-------- MATERIAL FOR THIS TASK --------

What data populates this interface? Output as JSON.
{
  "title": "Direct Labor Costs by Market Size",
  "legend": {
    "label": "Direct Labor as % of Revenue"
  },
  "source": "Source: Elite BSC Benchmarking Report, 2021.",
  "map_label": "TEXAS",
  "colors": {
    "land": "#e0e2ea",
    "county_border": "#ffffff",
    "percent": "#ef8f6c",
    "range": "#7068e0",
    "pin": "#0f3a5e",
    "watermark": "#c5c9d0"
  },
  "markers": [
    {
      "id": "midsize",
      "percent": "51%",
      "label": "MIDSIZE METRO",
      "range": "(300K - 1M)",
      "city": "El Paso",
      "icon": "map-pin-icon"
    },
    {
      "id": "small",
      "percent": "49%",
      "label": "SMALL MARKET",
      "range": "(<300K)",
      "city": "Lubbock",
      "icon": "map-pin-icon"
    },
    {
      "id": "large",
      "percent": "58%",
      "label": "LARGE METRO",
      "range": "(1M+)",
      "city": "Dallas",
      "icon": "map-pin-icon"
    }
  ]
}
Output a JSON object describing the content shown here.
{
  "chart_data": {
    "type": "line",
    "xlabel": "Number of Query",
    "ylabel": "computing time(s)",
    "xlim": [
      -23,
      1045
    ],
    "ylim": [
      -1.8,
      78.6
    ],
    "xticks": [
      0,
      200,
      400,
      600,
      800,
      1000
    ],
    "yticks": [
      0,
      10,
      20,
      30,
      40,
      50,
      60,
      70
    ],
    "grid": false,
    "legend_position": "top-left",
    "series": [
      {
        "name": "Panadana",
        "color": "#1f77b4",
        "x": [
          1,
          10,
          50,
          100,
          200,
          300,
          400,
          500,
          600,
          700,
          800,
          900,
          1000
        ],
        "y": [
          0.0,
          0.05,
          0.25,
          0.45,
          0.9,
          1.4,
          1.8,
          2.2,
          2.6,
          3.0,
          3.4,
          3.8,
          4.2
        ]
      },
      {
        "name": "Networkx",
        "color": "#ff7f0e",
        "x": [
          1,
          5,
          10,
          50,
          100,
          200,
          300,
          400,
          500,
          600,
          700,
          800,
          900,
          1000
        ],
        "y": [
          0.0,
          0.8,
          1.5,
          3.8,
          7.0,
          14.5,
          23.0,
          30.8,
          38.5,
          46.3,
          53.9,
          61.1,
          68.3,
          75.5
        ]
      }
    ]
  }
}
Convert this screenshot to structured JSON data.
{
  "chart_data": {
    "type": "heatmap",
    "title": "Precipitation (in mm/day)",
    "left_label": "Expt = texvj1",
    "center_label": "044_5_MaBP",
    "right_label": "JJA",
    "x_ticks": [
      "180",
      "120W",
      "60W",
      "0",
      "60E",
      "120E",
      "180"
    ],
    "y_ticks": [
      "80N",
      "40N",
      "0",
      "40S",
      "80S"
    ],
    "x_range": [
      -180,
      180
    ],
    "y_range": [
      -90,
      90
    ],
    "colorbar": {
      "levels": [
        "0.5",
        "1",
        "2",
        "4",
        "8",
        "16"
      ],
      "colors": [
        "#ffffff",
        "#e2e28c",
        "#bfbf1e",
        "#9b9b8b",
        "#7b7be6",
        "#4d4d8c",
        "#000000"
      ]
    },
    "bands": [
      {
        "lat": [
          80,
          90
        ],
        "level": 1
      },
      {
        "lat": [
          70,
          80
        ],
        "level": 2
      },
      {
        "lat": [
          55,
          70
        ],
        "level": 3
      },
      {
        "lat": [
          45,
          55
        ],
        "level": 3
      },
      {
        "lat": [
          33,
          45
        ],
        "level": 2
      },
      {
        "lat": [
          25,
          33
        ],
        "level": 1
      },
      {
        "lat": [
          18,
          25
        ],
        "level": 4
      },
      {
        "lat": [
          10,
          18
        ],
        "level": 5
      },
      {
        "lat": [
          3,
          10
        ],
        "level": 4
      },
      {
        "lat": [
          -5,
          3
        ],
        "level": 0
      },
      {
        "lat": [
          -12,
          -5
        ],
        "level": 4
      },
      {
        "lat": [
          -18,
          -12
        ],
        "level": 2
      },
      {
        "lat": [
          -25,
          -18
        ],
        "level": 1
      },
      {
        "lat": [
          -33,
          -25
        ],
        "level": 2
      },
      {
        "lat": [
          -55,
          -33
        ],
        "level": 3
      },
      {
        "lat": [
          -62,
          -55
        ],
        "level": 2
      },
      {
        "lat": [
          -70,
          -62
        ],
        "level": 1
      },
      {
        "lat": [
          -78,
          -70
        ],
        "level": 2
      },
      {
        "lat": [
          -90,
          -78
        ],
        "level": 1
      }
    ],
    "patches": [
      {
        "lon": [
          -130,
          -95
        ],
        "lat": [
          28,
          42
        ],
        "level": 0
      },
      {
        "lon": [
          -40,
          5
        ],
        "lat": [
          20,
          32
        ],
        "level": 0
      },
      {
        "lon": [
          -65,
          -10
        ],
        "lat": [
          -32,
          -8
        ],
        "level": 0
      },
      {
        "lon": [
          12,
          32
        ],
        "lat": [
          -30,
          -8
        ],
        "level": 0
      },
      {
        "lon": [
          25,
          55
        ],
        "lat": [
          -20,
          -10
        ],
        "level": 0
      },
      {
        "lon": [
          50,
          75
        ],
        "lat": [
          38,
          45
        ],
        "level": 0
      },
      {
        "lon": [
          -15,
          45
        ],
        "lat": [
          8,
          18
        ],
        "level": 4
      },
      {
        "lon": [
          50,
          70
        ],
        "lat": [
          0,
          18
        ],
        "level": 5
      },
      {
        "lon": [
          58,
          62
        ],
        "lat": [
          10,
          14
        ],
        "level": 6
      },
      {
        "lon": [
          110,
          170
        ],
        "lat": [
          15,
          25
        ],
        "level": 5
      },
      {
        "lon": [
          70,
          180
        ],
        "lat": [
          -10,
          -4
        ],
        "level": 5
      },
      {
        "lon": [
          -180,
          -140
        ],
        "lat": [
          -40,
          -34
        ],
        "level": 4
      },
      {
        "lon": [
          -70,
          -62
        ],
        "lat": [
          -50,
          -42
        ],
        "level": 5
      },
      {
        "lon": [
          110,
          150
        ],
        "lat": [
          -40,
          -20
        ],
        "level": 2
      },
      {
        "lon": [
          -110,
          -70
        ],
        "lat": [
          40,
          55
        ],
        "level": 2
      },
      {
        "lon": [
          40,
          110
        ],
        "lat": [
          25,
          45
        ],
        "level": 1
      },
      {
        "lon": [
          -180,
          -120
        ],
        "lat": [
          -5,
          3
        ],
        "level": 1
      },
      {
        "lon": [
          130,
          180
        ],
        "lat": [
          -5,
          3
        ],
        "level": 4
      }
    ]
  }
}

--------

#### OBJECTIVE:
Copy the material above back out, exactly as written.

#### EXERCISE OUTPUT:
What data populates this interface? Output as JSON.
{
  "title": "Direct Labor Costs by Market Size",
  "legend": {
    "label": "Direct Labor as % of Revenue"
  },
  "source": "Source: Elite BSC Benchmarking Report, 2021.",
  "map_label": "TEXAS",
  "colors": {
    "land": "#e0e2ea",
    "county_border": "#ffffff",
    "percent": "#ef8f6c",
    "range": "#7068e0",
    "pin": "#0f3a5e",
    "watermark": "#c5c9d0"
  },
  "markers": [
    {
      "id": "midsize",
      "percent": "51%",
      "label": "MIDSIZE METRO",
      "range": "(300K - 1M)",
      "city": "El Paso",
      "icon": "map-pin-icon"
    },
    {
      "id": "small",
      "percent": "49%",
      "label": "SMALL MARKET",
      "range": "(<300K)",
      "city": "Lubbock",
      "icon": "map-pin-icon"
    },
    {
      "id": "large",
      "percent": "58%",
      "label": "LARGE METRO",
      "range": "(1M+)",
      "city": "Dallas",
      "icon": "map-pin-icon"
    }
  ]
}
Output a JSON object describing the content shown here.
{
  "chart_data": {
    "type": "line",
    "xlabel": "Number of Query",
    "ylabel": "computing time(s)",
    "xlim": [
      -23,
      1045
    ],
    "ylim": [
      -1.8,
      78.6
    ],
    "xticks": [
      0,
      200,
      400,
      600,
      800,
      1000
    ],
    "yticks": [
      0,
      10,
      20,
      30,
      40,
      50,
      60,
      70
    ],
    "grid": false,
    "legend_position": "top-left",
    "series": [
      {
        "name": "Panadana",
        "color": "#1f77b4",
        "x": [
          1,
          10,
          50,
          100,
          200,
          300,
          400,
          500,
          600,
          700,
          800,
          900,
          1000
        ],
        "y": [
          0.0,
          0.05,
          0.25,
          0.45,
          0.9,
          1.4,
          1.8,
          2.2,
          2.6,
          3.0,
          3.4,
          3.8,
          4.2
        ]
      },
      {
        "name": "Networkx",
        "color": "#ff7f0e",
        "x": [
          1,
          5,
          10,
          50,
          100,
          200,
          300,
          400,
          500,
          600,
          700,
          800,
          900,
          1000
        ],
        "y": [
          0.0,
          0.8,
          1.5,
          3.8,
          7.0,
          14.5,
          23.0,
          30.8,
          38.5,
          46.3,
          53.9,
          61.1,
          68.3,
          75.5
        ]
      }
    ]
  }
}
Convert this screenshot to structured JSON data.
{
  "chart_data": {
    "type": "heatmap",
    "title": "Precipitation (in mm/day)",
    "left_label": "Expt = texvj1",
    "center_label": "044_5_MaBP",
    "right_label": "JJA",
    "x_ticks": [
      "180",
      "120W",
      "60W",
      "0",
      "60E",
      "120E",
      "180"
    ],
    "y_ticks": [
      "80N",
      "40N",
      "0",
      "40S",
      "80S"
    ],
    "x_range": [
      -180,
      180
    ],
    "y_range": [
      -90,
      90
    ],
    "colorbar": {
      "levels": [
        "0.5",
        "1",
        "2",
        "4",
        "8",
        "16"
      ],
      "colors": [
        "#ffffff",
        "#e2e28c",
        "#bfbf1e",
        "#9b9b8b",
        "#7b7be6",
        "#4d4d8c",
        "#000000"
      ]
    },
    "bands": [
      {
        "lat": [
          80,
          90
        ],
        "level": 1
      },
      {
        "lat": [
          70,
          80
        ],
        "level": 2
      },
      {
        "lat": [
          55,
          70
        ],
        "level": 3
      },
      {
        "lat": [
          45,
          55
        ],
        "level": 3
      },
      {
        "lat": [
          33,
          45
        ],
        "level": 2
      },
      {
        "lat": [
          25,
          33
        ],
        "level": 1
      },
      {
        "lat": [
          18,
          25
        ],
        "level": 4
      },
      {
        "lat": [
          10,
          18
        ],
        "level": 5
      },
      {
        "lat": [
          3,
          10
        ],
        "level": 4
      },
      {
        "lat": [
          -5,
          3
        ],
        "level": 0
      },
      {
        "lat": [
          -12,
          -5
        ],
        "level": 4
      },
      {
        "lat": [
          -18,
          -12
        ],
        "level": 2
      },
      {
        "lat": [
          -25,
          -18
        ],
        "level": 1
      },
      {
        "lat": [
          -33,
          -25
        ],
        "level": 2
      },
      {
        "lat": [
          -55,
          -33
        ],
        "level": 3
      },
      {
        "lat": [
          -62,
          -55
        ],
        "level": 2
      },
      {
        "lat": [
          -70,
          -62
        ],
        "level": 1
      },
      {
        "lat": [
          -78,
          -70
        ],
        "level": 2
      },
      {
        "lat": [
          -90,
          -78
        ],
        "level": 1
      }
    ],
    "patches": [
      {
        "lon": [
          -130,
          -95
        ],
        "lat": [
          28,
          42
        ],
        "level": 0
      },
      {
        "lon": [
          -40,
          5
        ],
        "lat": [
          20,
          32
        ],
        "level": 0
      },
      {
        "lon": [
          -65,
          -10
        ],
        "lat": [
          -32,
          -8
        ],
        "level": 0
      },
      {
        "lon": [
          12,
          32
        ],
        "lat": [
          -30,
          -8
        ],
        "level": 0
      },
      {
        "lon": [
          25,
          55
        ],
        "lat": [
          -20,
          -10
        ],
        "level": 0
      },
      {
        "lon": [
          50,
          75
        ],
        "lat": [
          38,
          45
        ],
        "level": 0
      },
      {
        "lon": [
          -15,
          45
        ],
        "lat": [
          8,
          18
        ],
        "level": 4
      },
      {
        "lon": [
          50,
          70
        ],
        "lat": [
          0,
          18
        ],
        "level": 5
      },
      {
        "lon": [
          58,
          62
        ],
        "lat": [
          10,
          14
        ],
        "level": 6
      },
      {
        "lon": [
          110,
          170
        ],
        "lat": [
          15,
          25
        ],
        "level": 5
      },
      {
        "lon": [
          70,
          180
        ],
        "lat": [
          -10,
          -4
        ],
        "level": 5
      },
      {
        "lon": [
          -180,
          -140
        ],
        "lat": [
          -40,
          -34
        ],
        "level": 4
      },
      {
        "lon": [
          -70,
          -62
        ],
        "lat": [
          -50,
          -42
        ],
        "level": 5
      },
      {
        "lon": [
          110,
          150
        ],
        "lat": [
          -40,
          -20
        ],
        "level": 2
      },
      {
        "lon": [
          -110,
          -70
        ],
        "lat": [
          40,
          55
        ],
        "level": 2
      },
      {
        "lon": [
          40,
          110
        ],
        "lat": [
          25,
          45
        ],
        "level": 1
      },
      {
        "lon": [
          -180,
          -120
        ],
        "lat": [
          -5,
          3
        ],
        "level": 1
      },
      {
        "lon": [
          130,
          180
        ],
        "lat": [
          -5,
          3
        ],
        "level": 4
      }
    ]
  }
}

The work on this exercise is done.